Find the line containing "What does this" in the material below; copy that line and all following lines exactly.

▸ **Stored records**:
-=-=-=-=-

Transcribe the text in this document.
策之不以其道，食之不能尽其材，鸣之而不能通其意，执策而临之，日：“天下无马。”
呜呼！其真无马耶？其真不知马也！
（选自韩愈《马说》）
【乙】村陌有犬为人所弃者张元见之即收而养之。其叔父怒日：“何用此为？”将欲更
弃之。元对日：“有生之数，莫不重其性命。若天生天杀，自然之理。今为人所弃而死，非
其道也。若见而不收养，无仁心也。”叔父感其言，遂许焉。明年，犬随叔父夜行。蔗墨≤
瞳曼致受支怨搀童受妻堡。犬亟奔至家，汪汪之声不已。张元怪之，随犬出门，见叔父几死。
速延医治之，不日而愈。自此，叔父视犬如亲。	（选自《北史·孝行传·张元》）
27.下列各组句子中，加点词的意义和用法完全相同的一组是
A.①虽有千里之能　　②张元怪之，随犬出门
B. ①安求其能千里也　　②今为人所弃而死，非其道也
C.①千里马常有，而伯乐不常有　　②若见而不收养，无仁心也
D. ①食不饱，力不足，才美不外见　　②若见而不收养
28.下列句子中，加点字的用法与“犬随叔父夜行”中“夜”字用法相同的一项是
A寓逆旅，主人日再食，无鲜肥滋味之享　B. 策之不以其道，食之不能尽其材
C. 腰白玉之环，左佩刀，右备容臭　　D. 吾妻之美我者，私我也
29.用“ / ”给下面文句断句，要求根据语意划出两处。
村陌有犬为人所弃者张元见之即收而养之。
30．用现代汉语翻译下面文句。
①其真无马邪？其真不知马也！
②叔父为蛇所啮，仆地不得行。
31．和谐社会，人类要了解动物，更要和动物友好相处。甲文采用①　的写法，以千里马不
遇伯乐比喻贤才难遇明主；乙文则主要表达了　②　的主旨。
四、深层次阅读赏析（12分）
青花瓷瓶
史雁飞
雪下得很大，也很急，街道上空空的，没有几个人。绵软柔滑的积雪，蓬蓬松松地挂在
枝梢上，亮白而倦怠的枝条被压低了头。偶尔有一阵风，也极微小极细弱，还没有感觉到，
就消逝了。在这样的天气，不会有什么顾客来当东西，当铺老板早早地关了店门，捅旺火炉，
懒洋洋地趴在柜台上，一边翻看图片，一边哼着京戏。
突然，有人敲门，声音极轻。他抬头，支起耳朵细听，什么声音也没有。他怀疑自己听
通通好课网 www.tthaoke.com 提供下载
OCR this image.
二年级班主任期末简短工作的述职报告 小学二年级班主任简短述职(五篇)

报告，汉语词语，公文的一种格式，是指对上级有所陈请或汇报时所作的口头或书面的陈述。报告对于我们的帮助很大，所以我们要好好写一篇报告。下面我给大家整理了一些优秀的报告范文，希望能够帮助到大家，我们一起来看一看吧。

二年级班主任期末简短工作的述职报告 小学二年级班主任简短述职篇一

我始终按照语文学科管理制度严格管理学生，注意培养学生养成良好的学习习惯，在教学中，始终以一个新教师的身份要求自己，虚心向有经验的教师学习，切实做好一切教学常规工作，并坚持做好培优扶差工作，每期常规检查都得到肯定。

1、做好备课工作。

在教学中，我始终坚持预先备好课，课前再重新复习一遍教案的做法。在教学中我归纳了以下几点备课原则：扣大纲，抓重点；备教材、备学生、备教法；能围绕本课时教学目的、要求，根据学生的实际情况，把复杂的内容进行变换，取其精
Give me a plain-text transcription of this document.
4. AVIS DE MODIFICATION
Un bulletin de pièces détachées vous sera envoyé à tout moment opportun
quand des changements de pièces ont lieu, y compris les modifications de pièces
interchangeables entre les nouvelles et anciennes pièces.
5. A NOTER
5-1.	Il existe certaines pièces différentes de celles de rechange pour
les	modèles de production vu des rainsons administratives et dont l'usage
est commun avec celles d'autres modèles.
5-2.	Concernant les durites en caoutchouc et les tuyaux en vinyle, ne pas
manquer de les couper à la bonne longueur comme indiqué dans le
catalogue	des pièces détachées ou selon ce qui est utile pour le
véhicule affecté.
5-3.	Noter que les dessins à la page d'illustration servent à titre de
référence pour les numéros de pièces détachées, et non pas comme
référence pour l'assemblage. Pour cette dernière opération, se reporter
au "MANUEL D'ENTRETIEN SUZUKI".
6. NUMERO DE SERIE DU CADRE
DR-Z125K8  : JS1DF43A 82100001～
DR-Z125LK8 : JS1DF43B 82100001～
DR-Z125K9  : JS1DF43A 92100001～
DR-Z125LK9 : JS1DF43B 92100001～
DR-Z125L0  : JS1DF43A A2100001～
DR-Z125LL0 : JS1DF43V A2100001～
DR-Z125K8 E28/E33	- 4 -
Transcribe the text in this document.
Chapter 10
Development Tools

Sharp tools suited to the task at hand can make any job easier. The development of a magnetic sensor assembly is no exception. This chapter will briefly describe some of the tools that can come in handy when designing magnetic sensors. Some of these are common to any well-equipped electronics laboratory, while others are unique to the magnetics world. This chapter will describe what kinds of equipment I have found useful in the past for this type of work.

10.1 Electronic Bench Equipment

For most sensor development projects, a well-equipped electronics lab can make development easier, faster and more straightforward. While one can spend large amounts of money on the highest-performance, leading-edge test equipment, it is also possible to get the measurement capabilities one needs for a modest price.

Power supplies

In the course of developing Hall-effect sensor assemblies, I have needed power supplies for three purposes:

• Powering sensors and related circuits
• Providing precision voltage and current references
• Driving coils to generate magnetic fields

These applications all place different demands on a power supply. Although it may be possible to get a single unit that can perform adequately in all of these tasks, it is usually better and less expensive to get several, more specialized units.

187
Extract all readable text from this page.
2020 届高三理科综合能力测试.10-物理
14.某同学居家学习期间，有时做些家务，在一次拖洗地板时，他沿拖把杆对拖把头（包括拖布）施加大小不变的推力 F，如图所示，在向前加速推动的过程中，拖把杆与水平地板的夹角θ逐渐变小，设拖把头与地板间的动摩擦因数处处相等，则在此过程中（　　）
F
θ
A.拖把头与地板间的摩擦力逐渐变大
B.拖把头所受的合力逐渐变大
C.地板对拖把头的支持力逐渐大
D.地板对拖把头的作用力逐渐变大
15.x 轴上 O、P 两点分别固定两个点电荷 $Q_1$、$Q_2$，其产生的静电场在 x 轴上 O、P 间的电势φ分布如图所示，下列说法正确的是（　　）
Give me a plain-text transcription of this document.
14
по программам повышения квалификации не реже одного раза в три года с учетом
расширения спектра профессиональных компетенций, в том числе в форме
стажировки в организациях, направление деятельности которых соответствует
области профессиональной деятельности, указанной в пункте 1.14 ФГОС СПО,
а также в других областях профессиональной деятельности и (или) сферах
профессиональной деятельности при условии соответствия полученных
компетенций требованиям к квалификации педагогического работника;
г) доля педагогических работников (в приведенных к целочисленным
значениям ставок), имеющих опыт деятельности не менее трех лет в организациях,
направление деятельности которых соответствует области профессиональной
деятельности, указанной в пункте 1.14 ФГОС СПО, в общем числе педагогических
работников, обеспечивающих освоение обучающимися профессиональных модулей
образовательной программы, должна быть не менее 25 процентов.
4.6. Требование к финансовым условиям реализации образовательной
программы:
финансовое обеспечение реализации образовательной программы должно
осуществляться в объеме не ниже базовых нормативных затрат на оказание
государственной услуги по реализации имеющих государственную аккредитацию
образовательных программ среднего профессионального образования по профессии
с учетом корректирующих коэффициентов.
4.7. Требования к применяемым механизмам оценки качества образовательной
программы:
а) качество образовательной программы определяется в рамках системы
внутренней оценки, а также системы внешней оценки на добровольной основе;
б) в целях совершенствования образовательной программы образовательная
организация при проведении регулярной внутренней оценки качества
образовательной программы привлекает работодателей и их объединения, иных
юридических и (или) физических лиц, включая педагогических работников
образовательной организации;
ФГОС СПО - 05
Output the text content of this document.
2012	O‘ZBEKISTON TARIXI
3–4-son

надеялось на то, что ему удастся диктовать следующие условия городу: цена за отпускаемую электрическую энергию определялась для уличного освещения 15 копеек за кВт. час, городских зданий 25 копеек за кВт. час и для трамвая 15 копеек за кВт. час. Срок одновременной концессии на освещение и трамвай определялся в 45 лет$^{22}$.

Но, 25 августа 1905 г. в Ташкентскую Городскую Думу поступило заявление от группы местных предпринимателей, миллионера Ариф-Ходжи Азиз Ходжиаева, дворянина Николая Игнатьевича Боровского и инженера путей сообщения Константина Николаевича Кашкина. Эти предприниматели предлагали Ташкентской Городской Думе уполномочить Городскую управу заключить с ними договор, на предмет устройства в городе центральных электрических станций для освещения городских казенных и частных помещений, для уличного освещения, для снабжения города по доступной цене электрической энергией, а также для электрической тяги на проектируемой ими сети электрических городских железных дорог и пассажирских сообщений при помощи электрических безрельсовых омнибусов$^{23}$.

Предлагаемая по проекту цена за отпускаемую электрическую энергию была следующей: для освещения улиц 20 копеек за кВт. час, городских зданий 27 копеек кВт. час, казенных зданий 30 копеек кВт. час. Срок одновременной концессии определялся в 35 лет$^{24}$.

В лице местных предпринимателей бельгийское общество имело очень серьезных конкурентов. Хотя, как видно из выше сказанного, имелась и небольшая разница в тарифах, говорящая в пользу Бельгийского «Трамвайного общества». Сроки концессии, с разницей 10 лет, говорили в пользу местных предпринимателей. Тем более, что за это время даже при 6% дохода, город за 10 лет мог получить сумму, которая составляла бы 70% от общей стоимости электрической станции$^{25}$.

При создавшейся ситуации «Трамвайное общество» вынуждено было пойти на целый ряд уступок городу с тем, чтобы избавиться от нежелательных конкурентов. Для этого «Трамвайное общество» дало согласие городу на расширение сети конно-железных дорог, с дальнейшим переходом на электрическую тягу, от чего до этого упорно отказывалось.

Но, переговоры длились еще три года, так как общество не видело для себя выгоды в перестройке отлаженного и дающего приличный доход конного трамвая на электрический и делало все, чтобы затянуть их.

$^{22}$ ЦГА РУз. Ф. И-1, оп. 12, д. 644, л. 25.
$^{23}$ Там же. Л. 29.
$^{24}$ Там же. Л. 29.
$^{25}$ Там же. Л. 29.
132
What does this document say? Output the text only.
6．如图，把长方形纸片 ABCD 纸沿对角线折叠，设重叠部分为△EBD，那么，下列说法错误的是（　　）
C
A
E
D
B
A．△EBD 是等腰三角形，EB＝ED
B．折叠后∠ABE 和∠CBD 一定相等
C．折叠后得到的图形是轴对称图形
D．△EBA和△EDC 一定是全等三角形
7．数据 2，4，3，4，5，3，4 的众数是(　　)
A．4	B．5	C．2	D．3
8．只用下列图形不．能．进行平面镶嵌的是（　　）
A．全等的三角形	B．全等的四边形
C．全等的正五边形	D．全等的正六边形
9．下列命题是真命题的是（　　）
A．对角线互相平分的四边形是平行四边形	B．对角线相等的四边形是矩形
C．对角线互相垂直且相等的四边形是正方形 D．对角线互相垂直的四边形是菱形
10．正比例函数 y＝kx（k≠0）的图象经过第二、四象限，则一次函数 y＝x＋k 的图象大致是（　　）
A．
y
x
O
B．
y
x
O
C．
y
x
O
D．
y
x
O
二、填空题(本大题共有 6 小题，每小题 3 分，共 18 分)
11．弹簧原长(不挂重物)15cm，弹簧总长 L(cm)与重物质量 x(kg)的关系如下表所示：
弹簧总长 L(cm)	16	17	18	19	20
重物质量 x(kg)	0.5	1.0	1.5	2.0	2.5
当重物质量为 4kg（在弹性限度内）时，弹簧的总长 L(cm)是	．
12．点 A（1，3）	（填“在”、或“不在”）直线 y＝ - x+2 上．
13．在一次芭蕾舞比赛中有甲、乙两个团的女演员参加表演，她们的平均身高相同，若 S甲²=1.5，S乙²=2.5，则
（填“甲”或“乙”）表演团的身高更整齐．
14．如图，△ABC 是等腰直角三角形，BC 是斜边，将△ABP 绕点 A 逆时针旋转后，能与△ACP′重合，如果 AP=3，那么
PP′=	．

-=-=-=-=-

▸ **Reply**:
What does this document say? Output the text only.
6．如图，把长方形纸片 ABCD 纸沿对角线折叠，设重叠部分为△EBD，那么，下列说法错误的是（　　）
C
A
E
D
B
A．△EBD 是等腰三角形，EB＝ED
B．折叠后∠ABE 和∠CBD 一定相等
C．折叠后得到的图形是轴对称图形
D．△EBA和△EDC 一定是全等三角形
7．数据 2，4，3，4，5，3，4 的众数是(　　)
A．4	B．5	C．2	D．3
8．只用下列图形不．能．进行平面镶嵌的是（　　）
A．全等的三角形	B．全等的四边形
C．全等的正五边形	D．全等的正六边形
9．下列命题是真命题的是（　　）
A．对角线互相平分的四边形是平行四边形	B．对角线相等的四边形是矩形
C．对角线互相垂直且相等的四边形是正方形 D．对角线互相垂直的四边形是菱形
10．正比例函数 y＝kx（k≠0）的图象经过第二、四象限，则一次函数 y＝x＋k 的图象大致是（　　）
A．
y
x
O
B．
y
x
O
C．
y
x
O
D．
y
x
O
二、填空题(本大题共有 6 小题，每小题 3 分，共 18 分)
11．弹簧原长(不挂重物)15cm，弹簧总长 L(cm)与重物质量 x(kg)的关系如下表所示：
弹簧总长 L(cm)	16	17	18	19	20
重物质量 x(kg)	0.5	1.0	1.5	2.0	2.5
当重物质量为 4kg（在弹性限度内）时，弹簧的总长 L(cm)是	．
12．点 A（1，3）	（填“在”、或“不在”）直线 y＝ - x+2 上．
13．在一次芭蕾舞比赛中有甲、乙两个团的女演员参加表演，她们的平均身高相同，若 S甲²=1.5，S乙²=2.5，则
（填“甲”或“乙”）表演团的身高更整齐．
14．如图，△ABC 是等腰直角三角形，BC 是斜边，将△ABP 绕点 A 逆时针旋转后，能与△ACP′重合，如果 AP=3，那么
PP′=	．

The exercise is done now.